═══ Listed entries

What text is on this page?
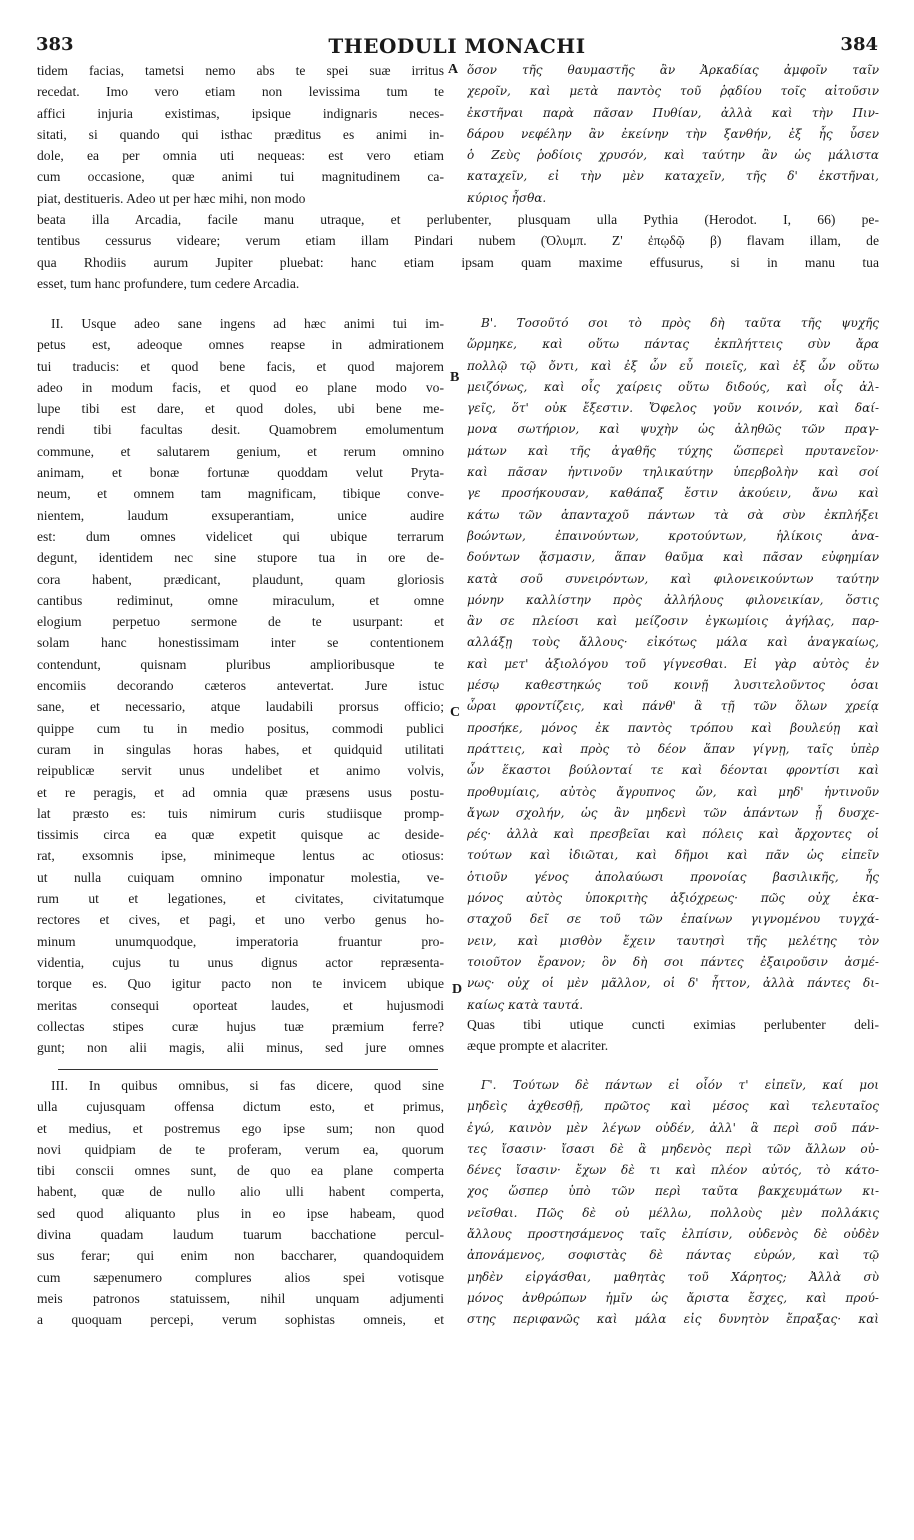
383	THEODULI MONACHI	384
tidem facias, tametsi nemo abs te spei suæ irritus
recedat. Imo vero etiam non levissima tum te
affici injuria existimas, ipsique indignaris neces-
sitati, si quando qui isthac præditus es animi in-
dole, ea per omnia uti nequeas: est vero etiam
cum occasione, quæ animi tui magnitudinem ca-
piat, destitueris. Adeo ut per hæc mihi, non modo
ὅσον τῆς θαυμαστῆς ἂν Ἀρκαδίας ἀμφοῖν ταῖν
χεροῖν, καὶ μετὰ παντὸς τοῦ ῥᾳδίου τοῖς αἰτοῦσιν
ἐκστῆναι παρὰ πᾶσαν Πυθίαν, ἀλλὰ καὶ τὴν Πιν-
δάρου νεφέλην ἂν ἐκείνην τὴν ξανθήν, ἐξ ἧς ὗσεν
ὁ Ζεὺς ῥοδίοις χρυσόν, καὶ ταύτην ἂν ὡς μάλιστα
καταχεῖν, εἰ τὴν μὲν καταχεῖν, τῆς δ' ἐκστῆναι,
κύριος ἦσθα.
beata illa Arcadia, facile manu utraque, et perlubenter, plusquam ulla Pythia (Herodot. I, 66) pe-
tentibus cessurus videare; verum etiam illam Pindari nubem (Ὀλυμπ. Ζ' ἐπῳδῷ β) flavam illam, de
qua Rhodiis aurum Jupiter pluebat: hanc etiam ipsam quam maxime effusurus, si in manu tua
esset, tum hanc profundere, tum cedere Arcadia.
II. Usque adeo sane ingens ad hæc animi tui im-
petus est, adeoque omnes reapse in admirationem
tui traducis: et quod bene facis, et quod majorem
adeo in modum facis, et quod eo plane modo vo-
lupe tibi est dare, et quod doles, ubi bene me-
rendi tibi facultas desit. Quamobrem emolumentum
commune, et salutarem genium, et rerum omnino
animam, et bonæ fortunæ quoddam velut Pryta-
neum, et omnem tam magnificam, tibique conve-
nientem, laudum exsuperantiam, unice audire
est: dum omnes videlicet qui ubique terrarum
degunt, identidem nec sine stupore tua in ore de-
cora habent, prædicant, plaudunt, quam gloriosis
cantibus rediminut, omne miraculum, et omne
elogium perpetuo sermone de te usurpant: et
solam hanc honestissimam inter se contentionem
contendunt, quisnam pluribus amplioribusque te
encomiis decorando cæteros antevertat. Jure istuc
sane, et necessario, atque laudabili prorsus officio;
quippe cum tu in medio positus, commodi publici
curam in singulas horas habes, et quidquid utilitati
reipublicæ servit unus undelibet et animo volvis,
et re peragis, et ad omnia quæ præsens usus postu-
lat præsto es: tuis nimirum curis studiisque promp-
tissimis circa ea quæ expetit quisque ac deside-
rat, exsomnis ipse, minimeque lentus ac otiosus:
ut nulla cuiquam omnino imponatur molestia, ve-
rum ut et legationes, et civitates, civitatumque
rectores et cives, et pagi, et uno verbo genus ho-
minum unumquodque, imperatoria fruantur pro-
videntia, cujus tu unus dignus actor repræsenta-
torque es. Quo igitur pacto non te invicem ubique
meritas consequi oporteat laudes, et hujusmodi
collectas stipes curæ hujus tuæ præmium ferre?
gunt; non alii magis, alii minus, sed jure omnes
Β'. Τοσοῦτό σοι τὸ πρὸς δὴ ταῦτα τῆς ψυχῆς
ὥρμηκε, καὶ οὕτω πάντας ἐκπλήττεις σὺν ἄρα
πολλῷ τῷ ὄντι, καὶ ἐξ ὧν εὖ ποιεῖς, καὶ ἐξ ὧν οὕτω
μειζόνως, καὶ οἷς χαίρεις οὕτω διδούς, καὶ οἷς ἀλ-
γεῖς, ὅτ' οὐκ ἔξεστιν. Ὄφελος γοῦν κοινόν, καὶ δαί-
μονα σωτήριον, καὶ ψυχὴν ὡς ἀληθῶς τῶν πραγ-
μάτων καὶ τῆς ἀγαθῆς τύχης ὥσπερεὶ πρυτανεῖον·
καὶ πᾶσαν ἡντινοῦν τηλικαύτην ὑπερβολὴν καὶ σοί
γε προσήκουσαν, καθάπαξ ἔστιν ἀκούειν, ἄνω καὶ
κάτω τῶν ἁπανταχοῦ πάντων τὰ σὰ σὺν ἐκπλήξει
βοώντων, ἐπαινούντων, κροτούντων, ἡλίκοις ἀνα-
δούντων ᾄσμασιν, ἅπαν θαῦμα καὶ πᾶσαν εὐφημίαν
κατὰ σοῦ συνειρόντων, καὶ φιλονεικούντων ταύτην
μόνην καλλίστην πρὸς ἀλλήλους φιλονεικίαν, ὅστις
ἂν σε πλείοσι καὶ μείζοσιν ἐγκωμίοις ἀγήλας, παρ-
αλλάξῃ τοὺς ἄλλους· εἰκότως μάλα καὶ ἀναγκαίως,
καὶ μετ' ἀξιολόγου τοῦ γίγνεσθαι. Εἰ γὰρ αὐτὸς ἐν
μέσῳ καθεστηκώς τοῦ κοινῇ λυσιτελοῦντος ὁσαι
ὧραι φροντίζεις, καὶ πάνθ' ἃ τῇ τῶν ὅλων χρείᾳ
προσήκε, μόνος ἐκ παντὸς τρόπου καὶ βουλεύῃ καὶ
πράττεις, καὶ πρὸς τὸ δέον ἅπαν γίγνῃ, ταῖς ὑπὲρ
ὧν ἕκαστοι βούλονταί τε καὶ δέονται φροντίσι καὶ
προθυμίαις, αὐτὸς ἄγρυπνος ὤν, καὶ μηδ' ἡντινοῦν
ἄγων σχολήν, ὡς ἂν μηδενὶ τῶν ἁπάντων ᾖ δυσχε-
ρές· ἀλλὰ καὶ πρεσβεῖαι καὶ πόλεις καὶ ἄρχοντες οἱ
τούτων καὶ ἰδιῶται, καὶ δῆμοι καὶ πᾶν ὡς εἰπεῖν
ὁτιοῦν γένος ἀπολαύωσι προνοίας βασιλικῆς, ἧς
μόνος αὐτὸς ὑποκριτὴς ἀξιόχρεως· πῶς οὐχ ἑκα-
σταχοῦ δεῖ σε τοῦ τῶν ἐπαίνων γιγνομένου τυγχά-
νειν, καὶ μισθὸν ἔχειν ταυτησὶ τῆς μελέτης τὸν
τοιοῦτον ἔρανον; ὃν δὴ σοι πάντες ἐξαιροῦσιν ἀσμέ-
νως· οὐχ οἱ μὲν μᾶλλον, οἱ δ' ἧττον, ἀλλὰ πάντες δι-
καίως κατὰ ταυτά.
Quas tibi utique cuncti eximias perlubenter deli-
æque prompte et alacriter.
III. In quibus omnibus, si fas dicere, quod sine
ulla cujusquam offensa dictum esto, et primus,
et medius, et postremus ego ipse sum; non quod
novi quidpiam de te proferam, verum ea, quorum
tibi conscii omnes sunt, de quo ea plane comperta
habent, quæ de nullo alio ulli habent comperta,
sed quod aliquanto plus in eo ipse habeam, quod
divina quadam laudum tuarum bacchatione percul-
sus ferar; qui enim non baccharer, quandoquidem
cum sæpenumero complures alios spei votisque
meis patronos statuissem, nihil unquam adjumenti
a quoquam percepi, verum sophistas omneis, et
Γ'. Τούτων δὲ πάντων εἰ οἷόν τ' εἰπεῖν, καί μοι
μηδεὶς ἀχθεσθῇ, πρῶτος καὶ μέσος καὶ τελευταῖος
ἐγώ, καινὸν μὲν λέγων οὐδέν, ἀλλ' ἃ περὶ σοῦ πάν-
τες ἴσασιν· ἴσασι δὲ ἃ μηδενὸς περὶ τῶν ἄλλων οὐ-
δένες ἴσασιν· ἔχων δὲ τι καὶ πλέον αὐτός, τὸ κάτο-
χος ὥσπερ ὑπὸ τῶν περὶ ταῦτα βακχευμάτων κι-
νεῖσθαι. Πῶς δὲ οὐ μέλλω, πολλοὺς μὲν πολλάκις
ἄλλους προστησάμενος ταῖς ἐλπίσιν, οὐδενὸς δὲ οὐδὲν
ἀπονάμενος, σοφιστὰς δὲ πάντας εὑρών, καὶ τῷ
μηδὲν εἰργάσθαι, μαθητὰς τοῦ Χάρητος; Ἀλλὰ σὺ
μόνος ἀνθρώπων ἡμῖν ὡς ἄριστα ἔσχες, καὶ πρού-
στης περιφανῶς καὶ μάλα εἰς δυνητὸν ἔπραξας· καὶ
A
B
C
D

══════

# Written task
Scan the entries above. Copy each line that has the string "ταῦτα".

# Finished answer
Β'. Τοσοῦτό σοι τὸ πρὸς δὴ ταῦτα τῆς ψυχῆς
χος ὥσπερ ὑπὸ τῶν περὶ ταῦτα βακχευμάτων κι-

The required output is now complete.